#### [WRITTEN INSTRUCTION]
Identify and reproduce every line holding the string "type".

== STORED RECORDS ==

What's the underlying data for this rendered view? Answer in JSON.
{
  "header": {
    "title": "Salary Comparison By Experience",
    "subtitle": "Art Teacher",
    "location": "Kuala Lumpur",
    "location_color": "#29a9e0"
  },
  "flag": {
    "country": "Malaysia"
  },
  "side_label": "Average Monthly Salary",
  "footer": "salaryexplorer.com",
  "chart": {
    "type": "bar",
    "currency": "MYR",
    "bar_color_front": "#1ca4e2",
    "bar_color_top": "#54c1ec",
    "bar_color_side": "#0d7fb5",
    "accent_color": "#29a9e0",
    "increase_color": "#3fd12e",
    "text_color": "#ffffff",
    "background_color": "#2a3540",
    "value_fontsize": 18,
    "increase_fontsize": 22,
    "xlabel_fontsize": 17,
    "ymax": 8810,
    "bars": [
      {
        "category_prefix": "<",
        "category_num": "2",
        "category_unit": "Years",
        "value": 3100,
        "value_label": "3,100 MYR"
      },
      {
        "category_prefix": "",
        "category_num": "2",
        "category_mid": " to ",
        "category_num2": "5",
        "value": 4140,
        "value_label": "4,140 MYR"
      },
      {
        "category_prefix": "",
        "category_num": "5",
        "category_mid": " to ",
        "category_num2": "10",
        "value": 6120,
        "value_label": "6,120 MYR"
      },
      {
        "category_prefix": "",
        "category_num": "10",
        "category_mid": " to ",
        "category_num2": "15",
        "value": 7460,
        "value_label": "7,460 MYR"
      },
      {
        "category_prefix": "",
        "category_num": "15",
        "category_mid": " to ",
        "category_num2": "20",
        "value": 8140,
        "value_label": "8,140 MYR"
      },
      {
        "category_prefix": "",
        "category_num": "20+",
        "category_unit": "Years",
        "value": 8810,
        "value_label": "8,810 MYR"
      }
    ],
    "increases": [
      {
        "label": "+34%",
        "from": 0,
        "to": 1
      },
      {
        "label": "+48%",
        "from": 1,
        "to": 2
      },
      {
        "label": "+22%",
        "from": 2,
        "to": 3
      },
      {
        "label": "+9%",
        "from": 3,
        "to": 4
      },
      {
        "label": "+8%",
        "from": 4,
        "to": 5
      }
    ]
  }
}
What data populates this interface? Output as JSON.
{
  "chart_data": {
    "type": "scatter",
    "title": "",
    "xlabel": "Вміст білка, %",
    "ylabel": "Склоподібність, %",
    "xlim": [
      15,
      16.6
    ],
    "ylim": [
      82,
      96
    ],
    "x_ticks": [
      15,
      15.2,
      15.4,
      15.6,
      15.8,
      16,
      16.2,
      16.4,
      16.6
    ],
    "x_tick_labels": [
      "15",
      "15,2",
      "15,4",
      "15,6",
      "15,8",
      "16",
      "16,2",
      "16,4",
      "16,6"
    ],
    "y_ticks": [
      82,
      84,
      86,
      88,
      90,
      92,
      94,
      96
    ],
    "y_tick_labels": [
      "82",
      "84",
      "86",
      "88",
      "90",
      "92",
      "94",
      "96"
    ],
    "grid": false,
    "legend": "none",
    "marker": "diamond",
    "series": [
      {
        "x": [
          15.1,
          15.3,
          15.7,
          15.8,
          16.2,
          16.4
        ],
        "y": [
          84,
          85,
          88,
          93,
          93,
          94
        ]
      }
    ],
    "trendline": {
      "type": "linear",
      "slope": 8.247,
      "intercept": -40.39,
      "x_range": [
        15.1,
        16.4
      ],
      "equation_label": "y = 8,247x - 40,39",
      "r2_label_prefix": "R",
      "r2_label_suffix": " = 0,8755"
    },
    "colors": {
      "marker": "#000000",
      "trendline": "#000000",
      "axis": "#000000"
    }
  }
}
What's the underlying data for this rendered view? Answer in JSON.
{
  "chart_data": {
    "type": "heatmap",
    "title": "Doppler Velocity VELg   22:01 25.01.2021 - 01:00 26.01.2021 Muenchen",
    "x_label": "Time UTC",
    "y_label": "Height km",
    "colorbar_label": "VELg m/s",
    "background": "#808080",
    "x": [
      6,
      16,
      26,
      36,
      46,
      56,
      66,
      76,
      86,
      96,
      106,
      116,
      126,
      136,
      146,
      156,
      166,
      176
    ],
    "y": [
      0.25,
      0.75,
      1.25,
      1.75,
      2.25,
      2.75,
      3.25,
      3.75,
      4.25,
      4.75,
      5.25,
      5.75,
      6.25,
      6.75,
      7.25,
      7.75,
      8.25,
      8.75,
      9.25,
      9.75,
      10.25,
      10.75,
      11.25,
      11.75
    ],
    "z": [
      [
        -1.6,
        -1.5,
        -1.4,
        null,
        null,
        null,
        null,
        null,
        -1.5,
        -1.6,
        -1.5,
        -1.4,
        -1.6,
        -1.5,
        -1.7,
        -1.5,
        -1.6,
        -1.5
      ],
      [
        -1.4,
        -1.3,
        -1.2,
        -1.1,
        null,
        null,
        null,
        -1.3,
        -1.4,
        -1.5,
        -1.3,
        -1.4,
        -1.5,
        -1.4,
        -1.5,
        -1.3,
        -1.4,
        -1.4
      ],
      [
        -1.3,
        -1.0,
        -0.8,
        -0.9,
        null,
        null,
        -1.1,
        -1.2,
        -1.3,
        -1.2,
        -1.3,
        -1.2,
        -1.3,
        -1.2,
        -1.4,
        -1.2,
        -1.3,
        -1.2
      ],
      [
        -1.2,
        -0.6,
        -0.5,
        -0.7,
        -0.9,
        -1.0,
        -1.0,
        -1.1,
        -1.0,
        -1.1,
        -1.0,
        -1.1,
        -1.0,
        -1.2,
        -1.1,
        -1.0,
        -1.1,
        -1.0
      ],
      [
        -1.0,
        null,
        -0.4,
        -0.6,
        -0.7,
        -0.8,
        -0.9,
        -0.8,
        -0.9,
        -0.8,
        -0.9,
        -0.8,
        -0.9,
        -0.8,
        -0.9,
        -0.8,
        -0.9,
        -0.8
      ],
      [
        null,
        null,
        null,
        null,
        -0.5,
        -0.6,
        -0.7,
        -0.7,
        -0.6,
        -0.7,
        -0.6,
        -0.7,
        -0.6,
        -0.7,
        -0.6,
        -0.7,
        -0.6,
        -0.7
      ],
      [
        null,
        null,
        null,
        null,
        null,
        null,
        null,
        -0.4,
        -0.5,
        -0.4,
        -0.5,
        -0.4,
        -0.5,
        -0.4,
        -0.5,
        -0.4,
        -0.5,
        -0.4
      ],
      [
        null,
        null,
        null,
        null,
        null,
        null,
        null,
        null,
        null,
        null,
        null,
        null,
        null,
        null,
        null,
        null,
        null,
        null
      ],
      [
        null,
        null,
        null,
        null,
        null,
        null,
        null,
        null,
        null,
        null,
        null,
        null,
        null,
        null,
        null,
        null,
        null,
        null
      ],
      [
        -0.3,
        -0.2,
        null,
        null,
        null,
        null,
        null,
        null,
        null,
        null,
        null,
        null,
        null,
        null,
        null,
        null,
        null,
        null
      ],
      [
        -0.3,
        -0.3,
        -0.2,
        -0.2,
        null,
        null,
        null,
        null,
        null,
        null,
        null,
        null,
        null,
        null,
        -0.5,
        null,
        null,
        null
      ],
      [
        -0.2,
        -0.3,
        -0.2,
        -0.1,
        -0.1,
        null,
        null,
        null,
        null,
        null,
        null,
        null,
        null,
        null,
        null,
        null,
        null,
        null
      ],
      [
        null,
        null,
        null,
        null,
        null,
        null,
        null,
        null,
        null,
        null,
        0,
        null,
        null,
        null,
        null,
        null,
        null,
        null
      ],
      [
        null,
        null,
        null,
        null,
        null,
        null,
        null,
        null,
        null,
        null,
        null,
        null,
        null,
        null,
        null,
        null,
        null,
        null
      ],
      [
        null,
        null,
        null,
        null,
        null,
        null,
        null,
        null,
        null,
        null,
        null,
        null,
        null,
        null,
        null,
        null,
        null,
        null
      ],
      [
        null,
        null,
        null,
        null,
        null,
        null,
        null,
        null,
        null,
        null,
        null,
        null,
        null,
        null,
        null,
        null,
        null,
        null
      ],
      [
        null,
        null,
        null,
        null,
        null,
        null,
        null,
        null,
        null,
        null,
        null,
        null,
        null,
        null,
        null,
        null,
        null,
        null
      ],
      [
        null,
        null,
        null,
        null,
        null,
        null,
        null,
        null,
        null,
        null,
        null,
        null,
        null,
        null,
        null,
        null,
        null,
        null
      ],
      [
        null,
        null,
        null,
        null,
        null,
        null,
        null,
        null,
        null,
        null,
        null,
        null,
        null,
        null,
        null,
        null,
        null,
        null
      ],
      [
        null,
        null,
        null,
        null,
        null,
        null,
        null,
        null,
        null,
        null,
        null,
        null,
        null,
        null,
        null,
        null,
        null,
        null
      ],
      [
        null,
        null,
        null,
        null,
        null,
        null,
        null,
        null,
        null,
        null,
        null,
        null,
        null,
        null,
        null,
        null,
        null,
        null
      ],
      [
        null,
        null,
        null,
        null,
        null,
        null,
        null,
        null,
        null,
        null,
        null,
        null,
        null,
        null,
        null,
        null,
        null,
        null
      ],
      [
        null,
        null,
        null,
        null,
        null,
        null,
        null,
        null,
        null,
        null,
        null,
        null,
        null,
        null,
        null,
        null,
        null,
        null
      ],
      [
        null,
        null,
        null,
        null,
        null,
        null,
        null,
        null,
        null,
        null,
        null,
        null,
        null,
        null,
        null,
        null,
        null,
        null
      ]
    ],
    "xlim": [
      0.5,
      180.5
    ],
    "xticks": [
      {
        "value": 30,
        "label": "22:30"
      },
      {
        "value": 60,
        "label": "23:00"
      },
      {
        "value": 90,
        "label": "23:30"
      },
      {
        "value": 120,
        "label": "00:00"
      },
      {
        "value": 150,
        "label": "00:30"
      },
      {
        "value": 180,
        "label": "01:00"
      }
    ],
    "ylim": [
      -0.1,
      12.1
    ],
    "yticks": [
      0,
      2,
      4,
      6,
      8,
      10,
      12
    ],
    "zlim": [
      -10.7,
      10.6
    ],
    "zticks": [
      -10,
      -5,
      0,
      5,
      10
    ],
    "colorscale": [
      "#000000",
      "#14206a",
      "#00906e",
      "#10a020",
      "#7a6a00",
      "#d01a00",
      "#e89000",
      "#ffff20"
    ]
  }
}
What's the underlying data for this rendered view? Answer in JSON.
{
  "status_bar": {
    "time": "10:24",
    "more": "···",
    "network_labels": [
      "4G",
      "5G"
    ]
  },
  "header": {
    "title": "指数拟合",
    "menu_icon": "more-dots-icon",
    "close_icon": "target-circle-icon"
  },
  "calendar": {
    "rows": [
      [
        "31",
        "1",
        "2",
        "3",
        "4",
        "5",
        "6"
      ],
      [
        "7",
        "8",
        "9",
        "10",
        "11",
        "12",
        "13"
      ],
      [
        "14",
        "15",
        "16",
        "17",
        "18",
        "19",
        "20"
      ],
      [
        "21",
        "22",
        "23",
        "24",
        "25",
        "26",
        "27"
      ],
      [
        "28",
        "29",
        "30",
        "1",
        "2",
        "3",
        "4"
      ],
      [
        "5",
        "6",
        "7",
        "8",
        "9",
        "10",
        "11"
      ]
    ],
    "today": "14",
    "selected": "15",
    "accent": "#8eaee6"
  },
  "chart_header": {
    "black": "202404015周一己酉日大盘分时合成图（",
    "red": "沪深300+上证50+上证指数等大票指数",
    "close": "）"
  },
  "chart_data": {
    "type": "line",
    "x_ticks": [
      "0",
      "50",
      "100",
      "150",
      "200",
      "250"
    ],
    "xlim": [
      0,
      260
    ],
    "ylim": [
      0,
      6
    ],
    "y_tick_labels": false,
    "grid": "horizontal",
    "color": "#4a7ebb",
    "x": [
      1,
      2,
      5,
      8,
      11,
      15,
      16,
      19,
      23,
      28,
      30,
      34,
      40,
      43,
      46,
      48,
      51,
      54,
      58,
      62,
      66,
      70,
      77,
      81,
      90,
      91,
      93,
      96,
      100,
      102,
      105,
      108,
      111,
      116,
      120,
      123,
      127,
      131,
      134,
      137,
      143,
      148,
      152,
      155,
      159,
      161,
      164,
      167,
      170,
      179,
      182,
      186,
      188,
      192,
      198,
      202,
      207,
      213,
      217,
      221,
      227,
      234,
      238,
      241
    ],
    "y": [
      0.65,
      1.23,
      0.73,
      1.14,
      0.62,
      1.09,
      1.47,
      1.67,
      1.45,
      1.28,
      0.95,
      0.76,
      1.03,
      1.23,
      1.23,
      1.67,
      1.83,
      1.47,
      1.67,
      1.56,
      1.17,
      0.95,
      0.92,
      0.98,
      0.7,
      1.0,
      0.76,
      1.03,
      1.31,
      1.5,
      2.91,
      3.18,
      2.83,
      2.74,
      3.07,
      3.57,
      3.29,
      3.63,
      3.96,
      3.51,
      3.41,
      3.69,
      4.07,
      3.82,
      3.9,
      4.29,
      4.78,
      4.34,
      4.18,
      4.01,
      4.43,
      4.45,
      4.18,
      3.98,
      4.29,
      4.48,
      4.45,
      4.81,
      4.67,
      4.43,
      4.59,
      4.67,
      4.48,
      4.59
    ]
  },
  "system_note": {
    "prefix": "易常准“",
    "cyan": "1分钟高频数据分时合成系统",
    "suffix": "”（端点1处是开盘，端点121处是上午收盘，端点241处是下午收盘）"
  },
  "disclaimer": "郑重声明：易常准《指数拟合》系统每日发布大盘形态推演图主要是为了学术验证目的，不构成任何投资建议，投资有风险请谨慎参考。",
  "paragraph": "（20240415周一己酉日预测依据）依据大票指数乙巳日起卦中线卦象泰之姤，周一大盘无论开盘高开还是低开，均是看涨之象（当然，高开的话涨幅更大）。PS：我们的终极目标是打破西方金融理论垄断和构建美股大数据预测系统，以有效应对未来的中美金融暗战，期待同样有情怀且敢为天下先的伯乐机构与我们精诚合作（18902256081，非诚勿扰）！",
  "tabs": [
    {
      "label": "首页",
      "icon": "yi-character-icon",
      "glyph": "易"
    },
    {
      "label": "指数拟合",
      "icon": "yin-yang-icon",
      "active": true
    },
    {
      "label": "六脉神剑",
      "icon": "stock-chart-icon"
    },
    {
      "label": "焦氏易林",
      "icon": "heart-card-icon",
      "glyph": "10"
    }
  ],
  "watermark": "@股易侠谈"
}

===

#### [EXERCISE ANSWER]
    "type": "bar",
    "type": "scatter",
      "type": "linear",
    "type": "heatmap",
    "type": "line",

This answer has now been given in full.